● Description of the task
From the entries below, copy out every line with "index" in it.

(Chart and figure data)

● ● ●

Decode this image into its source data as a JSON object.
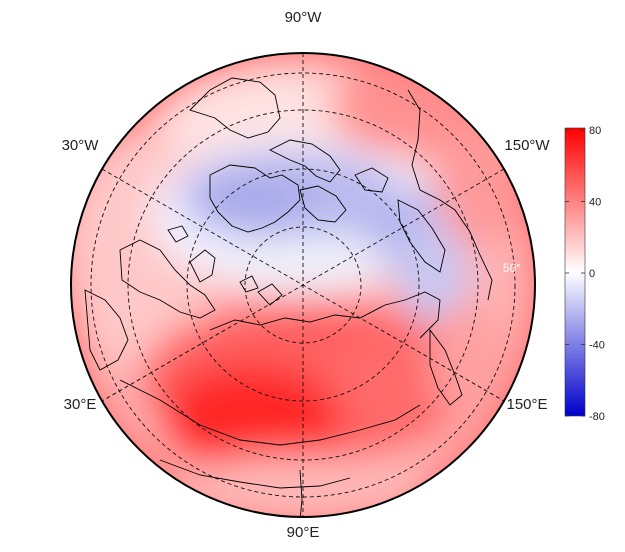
{
  "map": {
    "projection": "north-polar-stereographic",
    "longitude_labels": [
      {
        "id": "lon-90w",
        "text": "90°W"
      },
      {
        "id": "lon-30w",
        "text": "30°W"
      },
      {
        "id": "lon-150w",
        "text": "150°W"
      },
      {
        "id": "lon-30e",
        "text": "30°E"
      },
      {
        "id": "lon-150e",
        "text": "150°E"
      },
      {
        "id": "lon-90e",
        "text": "90°E"
      }
    ],
    "latitude_label": "50°",
    "colors": {
      "positive": "#ff0000",
      "neutral": "#ffffff",
      "negative": "#0000cc",
      "coastline": "#000000",
      "graticule": "#000000"
    }
  },
  "colorbar": {
    "min": -80,
    "max": 80,
    "ticks": [
      "80",
      "40",
      "0",
      "-40",
      "-80"
    ],
    "tick_values": [
      80,
      40,
      0,
      -40,
      -80
    ],
    "colors": [
      "#0000cc",
      "#ffffff",
      "#ff0000"
    ]
  }
}
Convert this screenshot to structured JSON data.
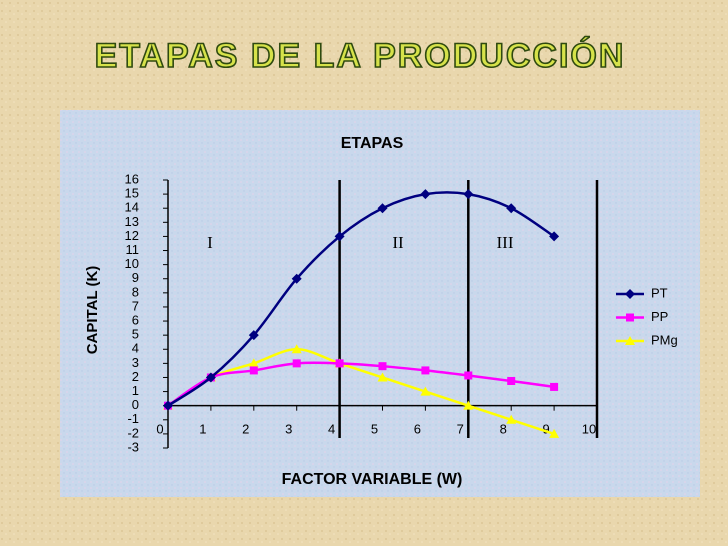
{
  "heading": "ETAPAS DE LA PRODUCCIÓN",
  "chart_data": {
    "type": "line",
    "title": "ETAPAS",
    "x_label": "FACTOR VARIABLE  (W)",
    "y_label": "CAPITAL (K)",
    "x": [
      0,
      1,
      2,
      3,
      4,
      5,
      6,
      7,
      8,
      9
    ],
    "series": [
      {
        "name": "PT",
        "color": "#000080",
        "marker": "diamond",
        "values": [
          0,
          2,
          5,
          9,
          12,
          14,
          15,
          15,
          14,
          12
        ]
      },
      {
        "name": "PP",
        "color": "#ff00ff",
        "marker": "square",
        "values": [
          0,
          2,
          2.5,
          3,
          3,
          2.8,
          2.5,
          2.14,
          1.75,
          1.33
        ]
      },
      {
        "name": "PMg",
        "color": "#ffff00",
        "marker": "triangle",
        "values": [
          0,
          2,
          3,
          4,
          3,
          2,
          1,
          0,
          -1,
          -2
        ]
      }
    ],
    "xlim": [
      0,
      10
    ],
    "xticks": [
      0,
      1,
      2,
      3,
      4,
      5,
      6,
      7,
      8,
      9,
      10
    ],
    "ylim": [
      -3,
      16
    ],
    "yticks": [
      -3,
      -2,
      -1,
      0,
      1,
      2,
      3,
      4,
      5,
      6,
      7,
      8,
      9,
      10,
      11,
      12,
      13,
      14,
      15,
      16
    ],
    "stage_lines": [
      4,
      7,
      10
    ],
    "stage_labels": [
      "I",
      "II",
      "III"
    ],
    "legend": "right"
  }
}
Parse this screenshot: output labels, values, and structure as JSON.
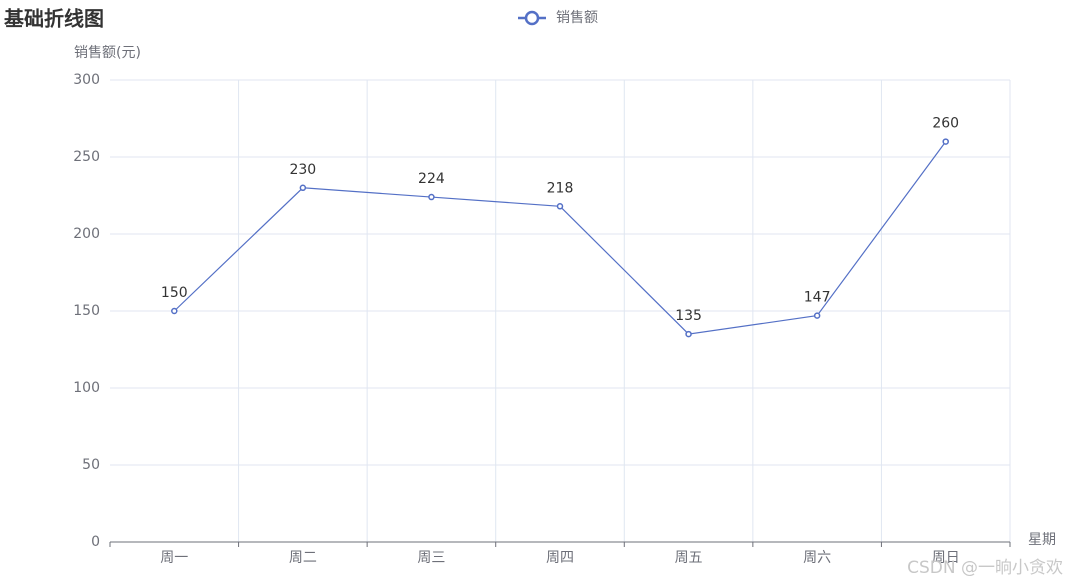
{
  "chart_data": {
    "type": "line",
    "title": "基础折线图",
    "y_label": "销售额(元)",
    "x_label": "星期",
    "categories": [
      "周一",
      "周二",
      "周三",
      "周四",
      "周五",
      "周六",
      "周日"
    ],
    "series": [
      {
        "name": "销售额",
        "color": "#5470c6",
        "values": [
          150,
          230,
          224,
          218,
          135,
          147,
          260
        ]
      }
    ],
    "ylim": [
      0,
      300
    ],
    "yticks": [
      0,
      50,
      100,
      150,
      200,
      250,
      300
    ],
    "grid": true,
    "watermark": "CSDN @一晌小贪欢"
  }
}
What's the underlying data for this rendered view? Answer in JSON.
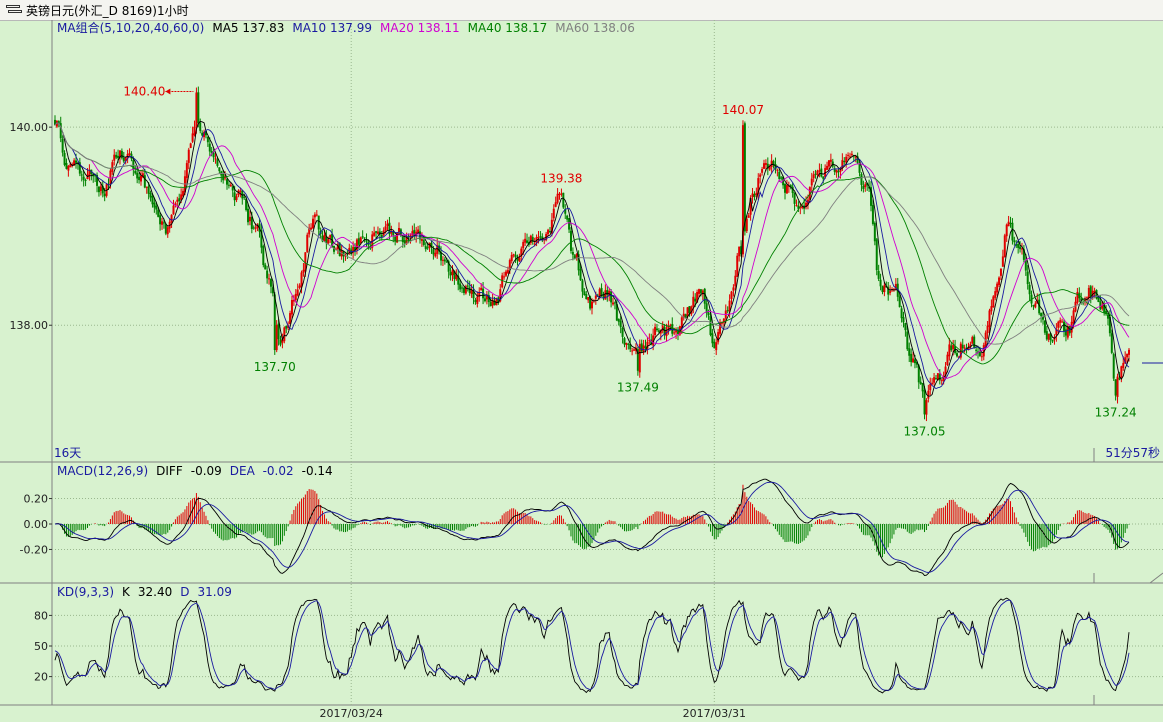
{
  "window": {
    "title": "英镑日元(外汇_D 8169)1小时"
  },
  "main_panel": {
    "legend": [
      {
        "label": "MA组合(5,10,20,40,60,0)",
        "color": "#1a1aa0"
      },
      {
        "label": "MA5 137.83",
        "color": "#000000"
      },
      {
        "label": "MA10 137.99",
        "color": "#1a1aa0"
      },
      {
        "label": "MA20 138.11",
        "color": "#d000d0"
      },
      {
        "label": "MA40 138.17",
        "color": "#008000"
      },
      {
        "label": "MA60 138.06",
        "color": "#808080"
      }
    ],
    "bottom_left_text": "16天",
    "bottom_right_text": "51分57秒"
  },
  "macd_panel": {
    "legend": [
      {
        "label": "MACD(12,26,9)",
        "color": "#1a1aa0"
      },
      {
        "label": "DIFF",
        "color": "#000000"
      },
      {
        "label": "-0.09",
        "color": "#000000"
      },
      {
        "label": "DEA",
        "color": "#1a1aa0"
      },
      {
        "label": "-0.02",
        "color": "#1a1aa0"
      },
      {
        "label": "-0.14",
        "color": "#000000"
      }
    ]
  },
  "kd_panel": {
    "legend": [
      {
        "label": "KD(9,3,3)",
        "color": "#1a1aa0"
      },
      {
        "label": "K",
        "color": "#000000"
      },
      {
        "label": "32.40",
        "color": "#000000"
      },
      {
        "label": "D",
        "color": "#1a1aa0"
      },
      {
        "label": "31.09",
        "color": "#1a1aa0"
      }
    ]
  },
  "chart_data": [
    {
      "type": "candlestick",
      "panel": "price",
      "ylim": [
        136.72,
        140.88
      ],
      "yticks": [
        {
          "value": 140.0,
          "label": "140.00"
        },
        {
          "value": 138.0,
          "label": "138.00"
        }
      ],
      "xticks": [
        {
          "index": 155,
          "label": "2017/03/24"
        },
        {
          "index": 345,
          "label": "2017/03/31"
        }
      ],
      "annotations": [
        {
          "index": 74,
          "value": 140.4,
          "label": "140.40",
          "color": "#e00000",
          "arrow": true
        },
        {
          "index": 115,
          "value": 137.7,
          "label": "137.70",
          "color": "#008000"
        },
        {
          "index": 265,
          "value": 139.38,
          "label": "139.38",
          "color": "#e00000"
        },
        {
          "index": 305,
          "value": 137.49,
          "label": "137.49",
          "color": "#008000"
        },
        {
          "index": 360,
          "value": 140.07,
          "label": "140.07",
          "color": "#e00000"
        },
        {
          "index": 455,
          "value": 137.05,
          "label": "137.05",
          "color": "#008000"
        },
        {
          "index": 555,
          "value": 137.24,
          "label": "137.24",
          "color": "#008000"
        }
      ],
      "colors": {
        "up": "#e00000",
        "down": "#008000"
      },
      "anchors": [
        [
          0,
          140.1
        ],
        [
          6,
          139.7
        ],
        [
          14,
          139.55
        ],
        [
          25,
          139.4
        ],
        [
          35,
          139.75
        ],
        [
          45,
          139.5
        ],
        [
          50,
          139.3
        ],
        [
          58,
          138.95
        ],
        [
          66,
          139.25
        ],
        [
          74,
          140.15
        ],
        [
          80,
          139.85
        ],
        [
          88,
          139.5
        ],
        [
          95,
          139.3
        ],
        [
          105,
          139.0
        ],
        [
          112,
          138.4
        ],
        [
          118,
          137.9
        ],
        [
          125,
          138.25
        ],
        [
          135,
          139.0
        ],
        [
          145,
          138.8
        ],
        [
          150,
          138.7
        ],
        [
          160,
          138.85
        ],
        [
          170,
          138.95
        ],
        [
          180,
          138.95
        ],
        [
          190,
          138.85
        ],
        [
          200,
          138.75
        ],
        [
          210,
          138.45
        ],
        [
          220,
          138.25
        ],
        [
          230,
          138.25
        ],
        [
          240,
          138.75
        ],
        [
          250,
          138.9
        ],
        [
          258,
          138.95
        ],
        [
          265,
          139.25
        ],
        [
          272,
          138.65
        ],
        [
          280,
          138.2
        ],
        [
          290,
          138.3
        ],
        [
          298,
          137.85
        ],
        [
          305,
          137.7
        ],
        [
          315,
          137.9
        ],
        [
          325,
          137.95
        ],
        [
          333,
          138.2
        ],
        [
          338,
          138.4
        ],
        [
          345,
          137.85
        ],
        [
          352,
          138.1
        ],
        [
          358,
          138.7
        ],
        [
          365,
          139.3
        ],
        [
          372,
          139.7
        ],
        [
          380,
          139.45
        ],
        [
          390,
          139.25
        ],
        [
          400,
          139.55
        ],
        [
          410,
          139.6
        ],
        [
          418,
          139.65
        ],
        [
          425,
          139.35
        ],
        [
          432,
          138.4
        ],
        [
          440,
          138.35
        ],
        [
          448,
          137.7
        ],
        [
          455,
          137.25
        ],
        [
          462,
          137.45
        ],
        [
          470,
          137.75
        ],
        [
          478,
          137.9
        ],
        [
          485,
          137.75
        ],
        [
          492,
          138.35
        ],
        [
          498,
          139.0
        ],
        [
          505,
          138.7
        ],
        [
          512,
          138.25
        ],
        [
          520,
          137.95
        ],
        [
          530,
          137.95
        ],
        [
          537,
          138.3
        ],
        [
          545,
          138.35
        ],
        [
          550,
          138.2
        ],
        [
          555,
          137.45
        ],
        [
          562,
          137.7
        ]
      ]
    },
    {
      "type": "bar+line",
      "panel": "macd",
      "ylim": [
        -0.44,
        0.44
      ],
      "yticks": [
        {
          "value": 0.2,
          "label": "0.20"
        },
        {
          "value": 0.0,
          "label": "0.00"
        },
        {
          "value": -0.2,
          "label": "-0.20"
        }
      ]
    },
    {
      "type": "line",
      "panel": "kd",
      "ylim": [
        0,
        100
      ],
      "yticks": [
        {
          "value": 80,
          "label": "80"
        },
        {
          "value": 50,
          "label": "50"
        },
        {
          "value": 20,
          "label": "20"
        }
      ]
    }
  ]
}
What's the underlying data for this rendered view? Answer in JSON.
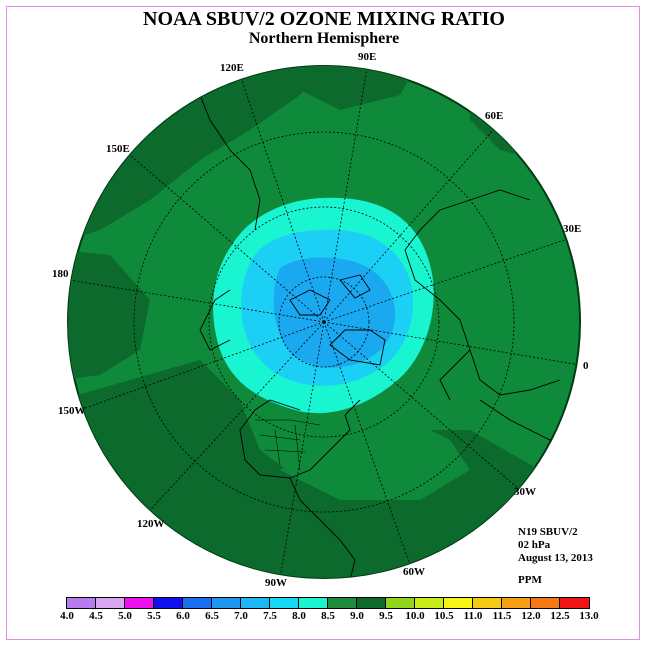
{
  "title": "NOAA SBUV/2 OZONE MIXING RATIO",
  "subtitle": "Northern Hemisphere",
  "longitude_labels": [
    "90E",
    "60E",
    "30E",
    "0",
    "30W",
    "60W",
    "90W",
    "120W",
    "150W",
    "180",
    "150E",
    "120E"
  ],
  "info": {
    "instrument": "N19 SBUV/2",
    "level": "02 hPa",
    "date": "August 13, 2013"
  },
  "units": "PPM",
  "colorbar": {
    "ticks": [
      "4.0",
      "4.5",
      "5.0",
      "5.5",
      "6.0",
      "6.5",
      "7.0",
      "7.5",
      "8.0",
      "8.5",
      "9.0",
      "9.5",
      "10.0",
      "10.5",
      "11.0",
      "11.5",
      "12.0",
      "12.5",
      "13.0"
    ],
    "colors": [
      "#b87cf0",
      "#d9a6f0",
      "#ee10ee",
      "#1010ee",
      "#1a6ef0",
      "#1d97f0",
      "#1cb8f5",
      "#18d8f8",
      "#19f5d0",
      "#1e8c3a",
      "#0d6b2a",
      "#8fd61a",
      "#c8ec1a",
      "#f5f514",
      "#f5c814",
      "#f5a014",
      "#f57814",
      "#f01414",
      "#8b5a3c"
    ]
  },
  "map": {
    "field_colors": {
      "8.5_9.0": "#0f8a3a",
      "9.0_plus": "#0b6a2c",
      "8.0_8.5": "#19f5d0",
      "7.5_8.0": "#1cd0f5",
      "7.0_7.5": "#1aa8f0"
    }
  }
}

● ● ●

● Task result
          "index": 155,
          "index": 345,
          "index": 74,
          "index": 115,
          "index": 265,
          "index": 305,
          "index": 360,
          "index": 455,
          "index": 555,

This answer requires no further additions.